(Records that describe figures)
--- Start ---
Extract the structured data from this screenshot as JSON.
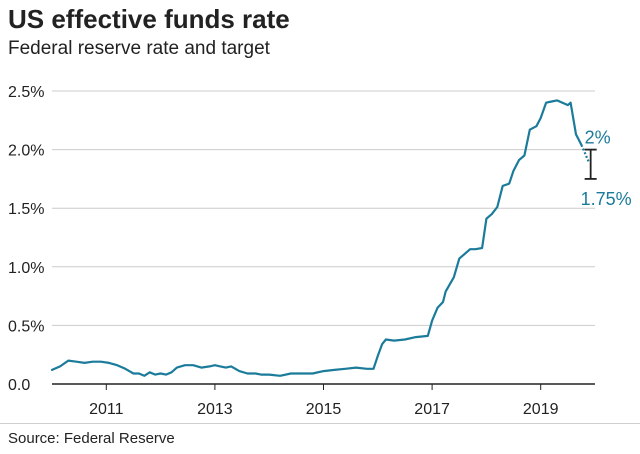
{
  "title": "US effective funds rate",
  "subtitle": "Federal reserve rate and target",
  "source": "Source: Federal Reserve",
  "colors": {
    "line": "#1b7b9b",
    "grid": "#cccccc",
    "axis": "#222222",
    "text": "#222222",
    "bracket": "#222222"
  },
  "chart_data": {
    "type": "line",
    "title": "US effective funds rate",
    "subtitle": "Federal reserve rate and target",
    "xlabel": "",
    "ylabel": "",
    "xlim": [
      2010.0,
      2020.0
    ],
    "ylim": [
      0,
      2.5
    ],
    "y_ticks": [
      0,
      0.5,
      1.0,
      1.5,
      2.0,
      2.5
    ],
    "y_tick_labels": [
      "0.0",
      "0.5%",
      "1.0%",
      "1.5%",
      "2.0%",
      "2.5%"
    ],
    "x_ticks": [
      2011,
      2013,
      2015,
      2017,
      2019
    ],
    "x_tick_labels": [
      "2011",
      "2013",
      "2015",
      "2017",
      "2019"
    ],
    "grid": true,
    "series": [
      {
        "x": [
          2010.0,
          2010.15,
          2010.3,
          2010.45,
          2010.6,
          2010.75,
          2010.9,
          2011.05,
          2011.2,
          2011.35,
          2011.5,
          2011.6,
          2011.7,
          2011.8,
          2011.9,
          2012.0,
          2012.1,
          2012.2,
          2012.3,
          2012.45,
          2012.6,
          2012.75,
          2012.9,
          2013.0,
          2013.1,
          2013.2,
          2013.3,
          2013.45,
          2013.6,
          2013.75,
          2013.85,
          2014.0,
          2014.2,
          2014.4,
          2014.6,
          2014.8,
          2015.0,
          2015.2,
          2015.4,
          2015.6,
          2015.8,
          2015.92,
          2016.0,
          2016.08,
          2016.15,
          2016.3,
          2016.5,
          2016.7,
          2016.92,
          2017.0,
          2017.1,
          2017.2,
          2017.25,
          2017.4,
          2017.5,
          2017.7,
          2017.8,
          2017.92,
          2018.0,
          2018.1,
          2018.2,
          2018.3,
          2018.42,
          2018.5,
          2018.6,
          2018.7,
          2018.8,
          2018.92,
          2019.0,
          2019.1,
          2019.2,
          2019.3,
          2019.5,
          2019.55,
          2019.65,
          2019.75
        ],
        "values": [
          0.12,
          0.15,
          0.2,
          0.19,
          0.18,
          0.19,
          0.19,
          0.18,
          0.16,
          0.13,
          0.09,
          0.09,
          0.07,
          0.1,
          0.08,
          0.09,
          0.08,
          0.1,
          0.14,
          0.16,
          0.16,
          0.14,
          0.15,
          0.16,
          0.15,
          0.14,
          0.15,
          0.11,
          0.09,
          0.09,
          0.08,
          0.08,
          0.07,
          0.09,
          0.09,
          0.09,
          0.11,
          0.12,
          0.13,
          0.14,
          0.13,
          0.13,
          0.24,
          0.34,
          0.38,
          0.37,
          0.38,
          0.4,
          0.41,
          0.54,
          0.65,
          0.7,
          0.79,
          0.91,
          1.07,
          1.15,
          1.15,
          1.16,
          1.41,
          1.45,
          1.51,
          1.69,
          1.71,
          1.82,
          1.91,
          1.95,
          2.17,
          2.2,
          2.27,
          2.4,
          2.41,
          2.42,
          2.38,
          2.4,
          2.13,
          2.04
        ]
      }
    ],
    "projection": {
      "x": [
        2019.75,
        2019.88
      ],
      "values": [
        2.04,
        1.9
      ]
    },
    "target_range": {
      "x": 2019.92,
      "low": 1.75,
      "high": 2.0,
      "low_label": "1.75%",
      "high_label": "2%"
    }
  }
}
--- End ---
● **Instructions for the task**:
All of the records need repeating exactly, except for the pictures.

● **Task result**:
Extract the structured data from this screenshot as JSON.
{
  "title": "US effective funds rate",
  "subtitle": "Federal reserve rate and target",
  "source": "Source: Federal Reserve",
  "colors": {
    "line": "#1b7b9b",
    "grid": "#cccccc",
    "axis": "#222222",
    "text": "#222222",
    "bracket": "#222222"
  },
  "chart_data": {
    "type": "line",
    "title": "US effective funds rate",
    "subtitle": "Federal reserve rate and target",
    "xlabel": "",
    "ylabel": "",
    "xlim": [
      2010.0,
      2020.0
    ],
    "ylim": [
      0,
      2.5
    ],
    "y_ticks": [
      0,
      0.5,
      1.0,
      1.5,
      2.0,
      2.5
    ],
    "y_tick_labels": [
      "0.0",
      "0.5%",
      "1.0%",
      "1.5%",
      "2.0%",
      "2.5%"
    ],
    "x_ticks": [
      2011,
      2013,
      2015,
      2017,
      2019
    ],
    "x_tick_labels": [
      "2011",
      "2013",
      "2015",
      "2017",
      "2019"
    ],
    "grid": true,
    "series": [
      {
        "x": [
          2010.0,
          2010.15,
          2010.3,
          2010.45,
          2010.6,
          2010.75,
          2010.9,
          2011.05,
          2011.2,
          2011.35,
          2011.5,
          2011.6,
          2011.7,
          2011.8,
          2011.9,
          2012.0,
          2012.1,
          2012.2,
          2012.3,
          2012.45,
          2012.6,
          2012.75,
          2012.9,
          2013.0,
          2013.1,
          2013.2,
          2013.3,
          2013.45,
          2013.6,
          2013.75,
          2013.85,
          2014.0,
          2014.2,
          2014.4,
          2014.6,
          2014.8,
          2015.0,
          2015.2,
          2015.4,
          2015.6,
          2015.8,
          2015.92,
          2016.0,
          2016.08,
          2016.15,
          2016.3,
          2016.5,
          2016.7,
          2016.92,
          2017.0,
          2017.1,
          2017.2,
          2017.25,
          2017.4,
          2017.5,
          2017.7,
          2017.8,
          2017.92,
          2018.0,
          2018.1,
          2018.2,
          2018.3,
          2018.42,
          2018.5,
          2018.6,
          2018.7,
          2018.8,
          2018.92,
          2019.0,
          2019.1,
          2019.2,
          2019.3,
          2019.5,
          2019.55,
          2019.65,
          2019.75
        ],
        "values": [
          0.12,
          0.15,
          0.2,
          0.19,
          0.18,
          0.19,
          0.19,
          0.18,
          0.16,
          0.13,
          0.09,
          0.09,
          0.07,
          0.1,
          0.08,
          0.09,
          0.08,
          0.1,
          0.14,
          0.16,
          0.16,
          0.14,
          0.15,
          0.16,
          0.15,
          0.14,
          0.15,
          0.11,
          0.09,
          0.09,
          0.08,
          0.08,
          0.07,
          0.09,
          0.09,
          0.09,
          0.11,
          0.12,
          0.13,
          0.14,
          0.13,
          0.13,
          0.24,
          0.34,
          0.38,
          0.37,
          0.38,
          0.4,
          0.41,
          0.54,
          0.65,
          0.7,
          0.79,
          0.91,
          1.07,
          1.15,
          1.15,
          1.16,
          1.41,
          1.45,
          1.51,
          1.69,
          1.71,
          1.82,
          1.91,
          1.95,
          2.17,
          2.2,
          2.27,
          2.4,
          2.41,
          2.42,
          2.38,
          2.4,
          2.13,
          2.04
        ]
      }
    ],
    "projection": {
      "x": [
        2019.75,
        2019.88
      ],
      "values": [
        2.04,
        1.9
      ]
    },
    "target_range": {
      "x": 2019.92,
      "low": 1.75,
      "high": 2.0,
      "low_label": "1.75%",
      "high_label": "2%"
    }
  }
}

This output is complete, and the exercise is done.